■ WRITTEN INSTRUCTION: Print the records below exactly as they appear.

■ AVAILABLE DATA:
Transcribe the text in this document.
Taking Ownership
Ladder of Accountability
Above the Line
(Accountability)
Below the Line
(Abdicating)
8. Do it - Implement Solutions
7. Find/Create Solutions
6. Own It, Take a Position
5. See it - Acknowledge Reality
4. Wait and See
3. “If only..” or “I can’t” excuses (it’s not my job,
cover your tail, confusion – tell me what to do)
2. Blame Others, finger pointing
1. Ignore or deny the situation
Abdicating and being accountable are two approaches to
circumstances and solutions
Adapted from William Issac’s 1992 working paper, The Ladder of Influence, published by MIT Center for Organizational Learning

■ SOLUTION TO THIS TASK:
Transcribe the text in this document.
Taking Ownership
Ladder of Accountability
Above the Line
(Accountability)
Below the Line
(Abdicating)
8. Do it - Implement Solutions
7. Find/Create Solutions
6. Own It, Take a Position
5. See it - Acknowledge Reality
4. Wait and See
3. “If only..” or “I can’t” excuses (it’s not my job,
cover your tail, confusion – tell me what to do)
2. Blame Others, finger pointing
1. Ignore or deny the situation
Abdicating and being accountable are two approaches to
circumstances and solutions
Adapted from William Issac’s 1992 working paper, The Ladder of Influence, published by MIT Center for Organizational Learning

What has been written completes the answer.